Work to do | For this exercise, copy out each line of the material below that includes "Save".

Records |
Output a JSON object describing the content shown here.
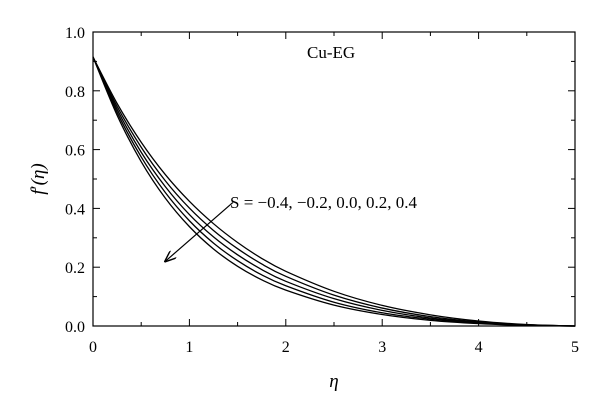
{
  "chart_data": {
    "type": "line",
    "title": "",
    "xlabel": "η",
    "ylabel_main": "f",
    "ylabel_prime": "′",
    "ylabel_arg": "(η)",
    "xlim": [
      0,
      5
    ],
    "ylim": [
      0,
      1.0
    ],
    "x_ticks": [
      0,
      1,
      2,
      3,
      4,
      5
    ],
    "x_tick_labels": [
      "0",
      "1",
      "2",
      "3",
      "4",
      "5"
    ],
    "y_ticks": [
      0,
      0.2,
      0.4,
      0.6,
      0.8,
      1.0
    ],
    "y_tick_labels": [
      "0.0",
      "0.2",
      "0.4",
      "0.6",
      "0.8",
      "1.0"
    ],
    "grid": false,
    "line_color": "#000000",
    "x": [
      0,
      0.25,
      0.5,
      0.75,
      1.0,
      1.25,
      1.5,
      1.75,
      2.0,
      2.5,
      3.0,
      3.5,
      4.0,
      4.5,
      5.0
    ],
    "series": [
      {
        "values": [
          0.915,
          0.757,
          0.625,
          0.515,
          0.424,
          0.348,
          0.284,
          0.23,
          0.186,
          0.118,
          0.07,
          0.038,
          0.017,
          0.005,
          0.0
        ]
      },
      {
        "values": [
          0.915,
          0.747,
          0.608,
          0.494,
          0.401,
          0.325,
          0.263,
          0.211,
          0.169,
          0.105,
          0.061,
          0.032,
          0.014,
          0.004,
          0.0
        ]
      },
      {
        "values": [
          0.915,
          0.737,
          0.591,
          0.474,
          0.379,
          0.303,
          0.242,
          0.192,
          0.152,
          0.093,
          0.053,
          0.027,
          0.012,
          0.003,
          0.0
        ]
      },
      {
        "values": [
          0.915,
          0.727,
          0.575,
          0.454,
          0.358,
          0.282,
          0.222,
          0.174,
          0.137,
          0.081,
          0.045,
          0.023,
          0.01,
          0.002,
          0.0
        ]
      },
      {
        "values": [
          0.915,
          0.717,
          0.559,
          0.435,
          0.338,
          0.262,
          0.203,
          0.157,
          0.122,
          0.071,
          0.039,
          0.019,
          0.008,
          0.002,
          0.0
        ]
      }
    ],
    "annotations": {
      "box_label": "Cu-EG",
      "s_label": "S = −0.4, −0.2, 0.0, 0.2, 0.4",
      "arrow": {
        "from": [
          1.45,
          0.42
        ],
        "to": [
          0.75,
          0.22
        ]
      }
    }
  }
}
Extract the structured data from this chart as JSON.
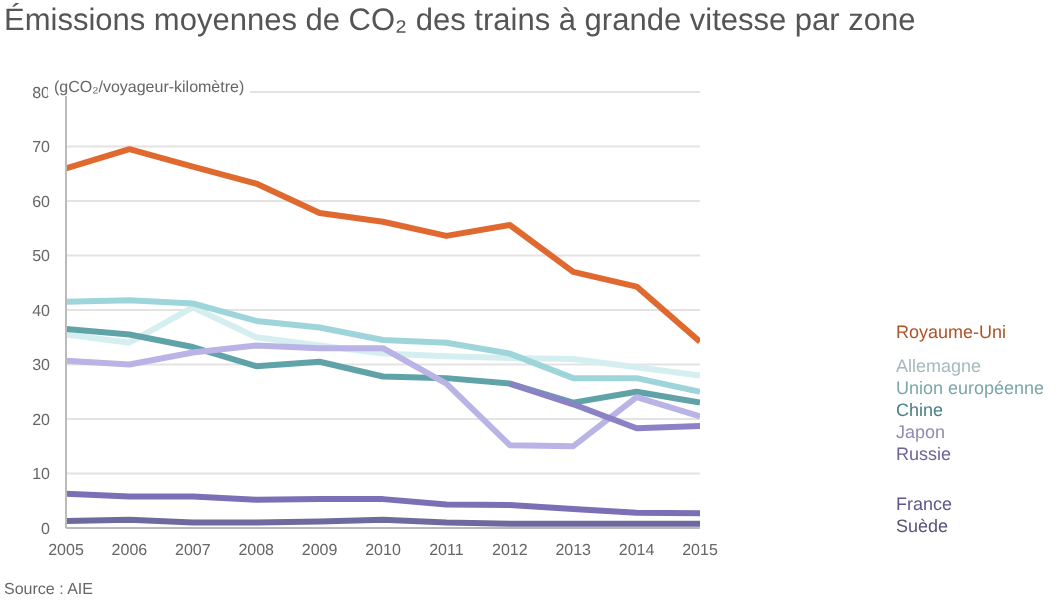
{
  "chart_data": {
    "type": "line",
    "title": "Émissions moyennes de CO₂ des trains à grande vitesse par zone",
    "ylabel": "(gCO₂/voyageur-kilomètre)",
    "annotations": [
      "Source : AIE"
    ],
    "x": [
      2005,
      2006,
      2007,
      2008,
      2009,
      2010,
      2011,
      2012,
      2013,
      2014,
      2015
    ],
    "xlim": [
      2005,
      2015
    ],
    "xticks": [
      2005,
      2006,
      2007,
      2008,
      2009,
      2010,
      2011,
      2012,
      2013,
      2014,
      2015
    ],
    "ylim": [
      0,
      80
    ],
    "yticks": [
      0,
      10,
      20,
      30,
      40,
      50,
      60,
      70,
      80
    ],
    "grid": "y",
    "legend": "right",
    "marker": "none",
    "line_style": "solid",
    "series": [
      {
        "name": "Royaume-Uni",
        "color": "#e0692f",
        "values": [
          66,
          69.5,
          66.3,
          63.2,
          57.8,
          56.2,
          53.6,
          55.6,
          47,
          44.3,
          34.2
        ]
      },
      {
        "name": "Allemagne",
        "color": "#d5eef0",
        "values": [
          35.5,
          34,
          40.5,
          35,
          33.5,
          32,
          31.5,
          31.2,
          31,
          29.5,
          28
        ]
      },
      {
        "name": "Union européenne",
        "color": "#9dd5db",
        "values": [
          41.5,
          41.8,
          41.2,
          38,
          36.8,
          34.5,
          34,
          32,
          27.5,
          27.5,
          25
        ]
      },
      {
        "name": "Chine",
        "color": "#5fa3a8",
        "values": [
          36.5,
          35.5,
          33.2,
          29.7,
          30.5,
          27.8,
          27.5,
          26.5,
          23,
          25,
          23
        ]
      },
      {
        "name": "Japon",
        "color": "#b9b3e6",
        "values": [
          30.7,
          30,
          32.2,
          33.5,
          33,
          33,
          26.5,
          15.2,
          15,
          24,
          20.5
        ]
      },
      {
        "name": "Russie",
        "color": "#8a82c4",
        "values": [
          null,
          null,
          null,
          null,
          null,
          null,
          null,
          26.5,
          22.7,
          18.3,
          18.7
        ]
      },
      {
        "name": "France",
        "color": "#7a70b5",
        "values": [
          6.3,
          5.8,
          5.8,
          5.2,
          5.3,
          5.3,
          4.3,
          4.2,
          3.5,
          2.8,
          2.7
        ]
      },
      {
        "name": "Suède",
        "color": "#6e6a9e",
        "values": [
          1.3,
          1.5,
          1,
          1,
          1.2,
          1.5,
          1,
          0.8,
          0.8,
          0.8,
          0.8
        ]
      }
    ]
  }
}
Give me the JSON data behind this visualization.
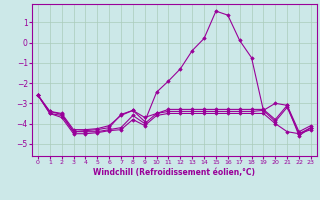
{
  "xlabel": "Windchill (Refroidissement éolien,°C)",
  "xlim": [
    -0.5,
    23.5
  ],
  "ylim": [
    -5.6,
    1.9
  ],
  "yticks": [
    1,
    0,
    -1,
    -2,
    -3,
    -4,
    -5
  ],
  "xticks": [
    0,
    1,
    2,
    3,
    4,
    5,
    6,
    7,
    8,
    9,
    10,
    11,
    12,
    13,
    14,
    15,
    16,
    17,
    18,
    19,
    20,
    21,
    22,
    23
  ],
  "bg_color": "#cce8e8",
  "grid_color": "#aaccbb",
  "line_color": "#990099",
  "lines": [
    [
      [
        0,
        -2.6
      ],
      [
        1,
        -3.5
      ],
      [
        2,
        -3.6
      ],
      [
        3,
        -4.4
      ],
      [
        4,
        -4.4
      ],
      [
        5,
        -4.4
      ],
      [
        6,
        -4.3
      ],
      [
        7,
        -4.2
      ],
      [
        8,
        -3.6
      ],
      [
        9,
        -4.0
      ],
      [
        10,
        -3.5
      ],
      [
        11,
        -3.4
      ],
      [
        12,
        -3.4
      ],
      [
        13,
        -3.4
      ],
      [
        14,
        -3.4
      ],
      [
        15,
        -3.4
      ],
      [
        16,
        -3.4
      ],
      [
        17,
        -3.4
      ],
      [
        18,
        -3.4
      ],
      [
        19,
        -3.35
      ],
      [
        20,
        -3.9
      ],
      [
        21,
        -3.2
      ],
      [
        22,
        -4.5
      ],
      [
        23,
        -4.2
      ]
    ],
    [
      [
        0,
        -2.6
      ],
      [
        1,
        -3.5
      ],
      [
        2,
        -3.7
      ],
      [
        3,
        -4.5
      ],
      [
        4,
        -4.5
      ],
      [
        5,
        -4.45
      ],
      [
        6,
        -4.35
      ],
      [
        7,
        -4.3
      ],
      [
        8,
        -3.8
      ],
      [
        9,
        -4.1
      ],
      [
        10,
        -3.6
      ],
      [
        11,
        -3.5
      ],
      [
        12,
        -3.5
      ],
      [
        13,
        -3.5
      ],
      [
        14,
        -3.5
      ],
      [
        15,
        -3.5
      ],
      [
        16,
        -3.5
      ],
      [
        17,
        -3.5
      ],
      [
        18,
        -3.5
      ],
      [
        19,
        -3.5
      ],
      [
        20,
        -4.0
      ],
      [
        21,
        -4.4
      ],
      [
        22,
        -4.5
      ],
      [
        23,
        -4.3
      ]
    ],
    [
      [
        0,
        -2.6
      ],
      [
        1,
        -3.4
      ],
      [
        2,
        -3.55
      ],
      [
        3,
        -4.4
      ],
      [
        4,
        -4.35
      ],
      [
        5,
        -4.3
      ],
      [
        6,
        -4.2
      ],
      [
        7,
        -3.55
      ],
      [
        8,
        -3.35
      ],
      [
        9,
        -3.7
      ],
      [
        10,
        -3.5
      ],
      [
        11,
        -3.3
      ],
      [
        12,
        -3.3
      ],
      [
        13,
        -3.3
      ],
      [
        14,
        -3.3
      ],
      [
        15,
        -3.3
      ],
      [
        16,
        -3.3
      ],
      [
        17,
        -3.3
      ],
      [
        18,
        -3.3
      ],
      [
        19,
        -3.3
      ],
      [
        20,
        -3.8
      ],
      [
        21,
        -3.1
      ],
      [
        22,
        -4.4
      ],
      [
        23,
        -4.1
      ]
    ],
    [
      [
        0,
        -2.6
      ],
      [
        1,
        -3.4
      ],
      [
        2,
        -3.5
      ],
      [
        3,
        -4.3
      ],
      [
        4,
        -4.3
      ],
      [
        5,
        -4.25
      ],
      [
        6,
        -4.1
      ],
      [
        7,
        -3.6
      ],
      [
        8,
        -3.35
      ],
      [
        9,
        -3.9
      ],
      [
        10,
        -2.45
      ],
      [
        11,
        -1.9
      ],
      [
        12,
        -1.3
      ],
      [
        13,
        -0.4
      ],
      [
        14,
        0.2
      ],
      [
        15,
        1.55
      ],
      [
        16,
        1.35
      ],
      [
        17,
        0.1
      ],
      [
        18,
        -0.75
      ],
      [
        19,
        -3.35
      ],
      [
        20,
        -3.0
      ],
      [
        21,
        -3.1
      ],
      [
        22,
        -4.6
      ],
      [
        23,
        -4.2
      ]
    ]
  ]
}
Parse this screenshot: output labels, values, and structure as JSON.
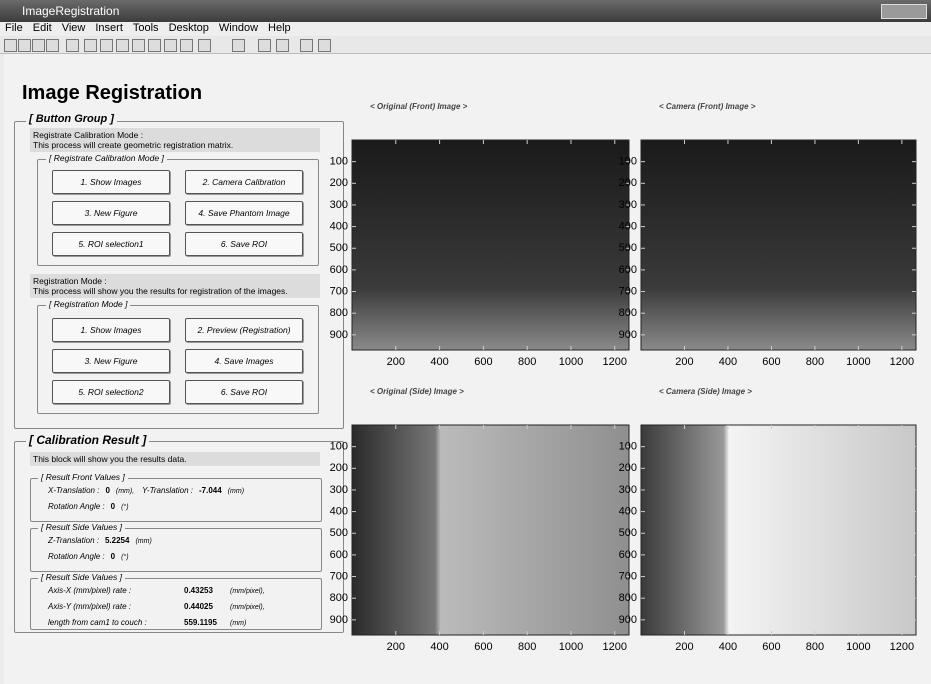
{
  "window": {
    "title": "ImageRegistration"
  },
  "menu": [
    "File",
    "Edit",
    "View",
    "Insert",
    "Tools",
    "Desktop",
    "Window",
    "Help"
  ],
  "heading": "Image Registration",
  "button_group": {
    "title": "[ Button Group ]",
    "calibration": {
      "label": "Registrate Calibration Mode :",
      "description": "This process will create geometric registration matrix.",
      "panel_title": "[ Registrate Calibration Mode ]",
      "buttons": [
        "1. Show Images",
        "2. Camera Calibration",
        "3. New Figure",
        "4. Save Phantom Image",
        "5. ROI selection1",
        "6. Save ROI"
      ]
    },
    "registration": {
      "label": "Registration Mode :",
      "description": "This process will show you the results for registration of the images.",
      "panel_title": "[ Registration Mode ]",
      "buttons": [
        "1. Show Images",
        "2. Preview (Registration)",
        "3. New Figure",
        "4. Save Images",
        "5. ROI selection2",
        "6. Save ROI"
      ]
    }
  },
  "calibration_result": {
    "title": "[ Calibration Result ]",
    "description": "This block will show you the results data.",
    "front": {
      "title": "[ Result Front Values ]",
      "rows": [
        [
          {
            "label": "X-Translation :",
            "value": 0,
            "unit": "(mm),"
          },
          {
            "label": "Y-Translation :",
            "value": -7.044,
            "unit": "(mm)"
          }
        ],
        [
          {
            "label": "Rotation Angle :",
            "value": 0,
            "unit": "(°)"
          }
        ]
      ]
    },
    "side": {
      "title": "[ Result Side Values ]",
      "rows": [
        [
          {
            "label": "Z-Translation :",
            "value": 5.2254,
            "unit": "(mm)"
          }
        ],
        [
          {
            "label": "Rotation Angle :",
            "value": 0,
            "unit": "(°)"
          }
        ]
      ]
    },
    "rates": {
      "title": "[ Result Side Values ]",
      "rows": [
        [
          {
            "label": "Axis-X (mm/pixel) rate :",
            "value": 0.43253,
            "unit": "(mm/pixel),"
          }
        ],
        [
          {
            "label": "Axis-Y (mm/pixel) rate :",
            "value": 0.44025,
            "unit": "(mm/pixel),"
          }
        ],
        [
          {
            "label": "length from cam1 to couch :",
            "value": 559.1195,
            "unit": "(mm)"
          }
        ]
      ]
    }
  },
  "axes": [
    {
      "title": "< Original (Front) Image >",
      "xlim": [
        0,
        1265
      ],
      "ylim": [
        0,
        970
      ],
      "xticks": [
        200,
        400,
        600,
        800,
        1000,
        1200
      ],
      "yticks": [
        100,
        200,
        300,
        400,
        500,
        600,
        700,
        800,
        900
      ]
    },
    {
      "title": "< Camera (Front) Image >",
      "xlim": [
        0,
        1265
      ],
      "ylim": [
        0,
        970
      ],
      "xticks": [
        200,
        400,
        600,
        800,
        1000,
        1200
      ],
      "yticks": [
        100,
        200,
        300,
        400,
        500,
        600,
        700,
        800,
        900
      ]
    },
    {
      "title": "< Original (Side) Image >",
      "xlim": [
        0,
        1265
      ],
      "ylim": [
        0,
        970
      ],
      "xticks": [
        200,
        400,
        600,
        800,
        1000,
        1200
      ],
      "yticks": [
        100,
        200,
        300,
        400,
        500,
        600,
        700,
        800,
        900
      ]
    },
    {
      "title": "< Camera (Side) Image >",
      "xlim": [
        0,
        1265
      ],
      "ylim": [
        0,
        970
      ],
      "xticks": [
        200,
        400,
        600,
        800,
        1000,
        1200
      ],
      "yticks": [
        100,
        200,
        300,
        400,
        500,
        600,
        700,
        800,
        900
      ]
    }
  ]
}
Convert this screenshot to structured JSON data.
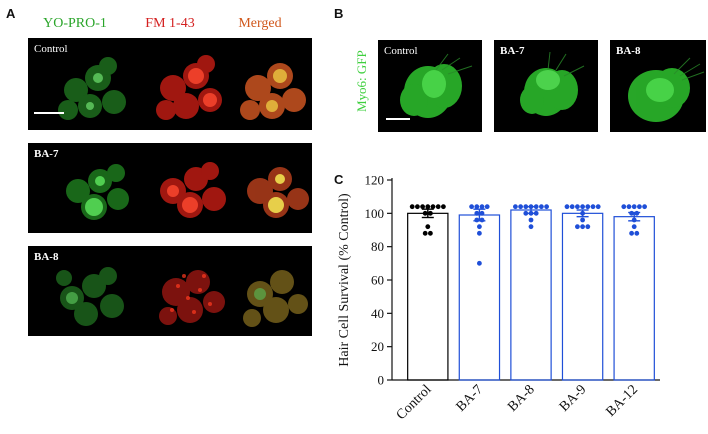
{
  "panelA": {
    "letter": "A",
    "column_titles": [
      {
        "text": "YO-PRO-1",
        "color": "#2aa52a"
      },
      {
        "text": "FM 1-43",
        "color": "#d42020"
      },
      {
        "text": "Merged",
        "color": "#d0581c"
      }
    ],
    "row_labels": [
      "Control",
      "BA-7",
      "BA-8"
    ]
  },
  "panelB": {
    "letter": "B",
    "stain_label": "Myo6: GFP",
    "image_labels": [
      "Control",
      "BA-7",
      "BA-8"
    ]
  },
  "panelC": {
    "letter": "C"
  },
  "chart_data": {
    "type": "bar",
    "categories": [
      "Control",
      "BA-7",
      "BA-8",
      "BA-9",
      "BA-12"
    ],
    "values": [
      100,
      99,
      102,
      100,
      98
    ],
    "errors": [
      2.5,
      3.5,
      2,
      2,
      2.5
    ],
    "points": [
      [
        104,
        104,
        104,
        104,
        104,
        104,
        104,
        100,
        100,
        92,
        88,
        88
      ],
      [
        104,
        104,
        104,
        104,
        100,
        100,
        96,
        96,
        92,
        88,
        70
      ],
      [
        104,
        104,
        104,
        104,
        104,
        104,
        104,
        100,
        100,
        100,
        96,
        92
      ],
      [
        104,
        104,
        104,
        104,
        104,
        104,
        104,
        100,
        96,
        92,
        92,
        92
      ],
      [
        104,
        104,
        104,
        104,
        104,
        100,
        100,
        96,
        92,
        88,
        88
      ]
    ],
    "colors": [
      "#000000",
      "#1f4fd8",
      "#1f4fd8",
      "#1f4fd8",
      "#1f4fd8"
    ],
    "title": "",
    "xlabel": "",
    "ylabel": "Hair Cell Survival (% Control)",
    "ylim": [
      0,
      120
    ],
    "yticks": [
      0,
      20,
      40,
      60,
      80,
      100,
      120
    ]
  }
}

The result |
        "4. Save Phantom Image",
        "6. Save ROI"
        "4. Save Images",
        "6. Save ROI"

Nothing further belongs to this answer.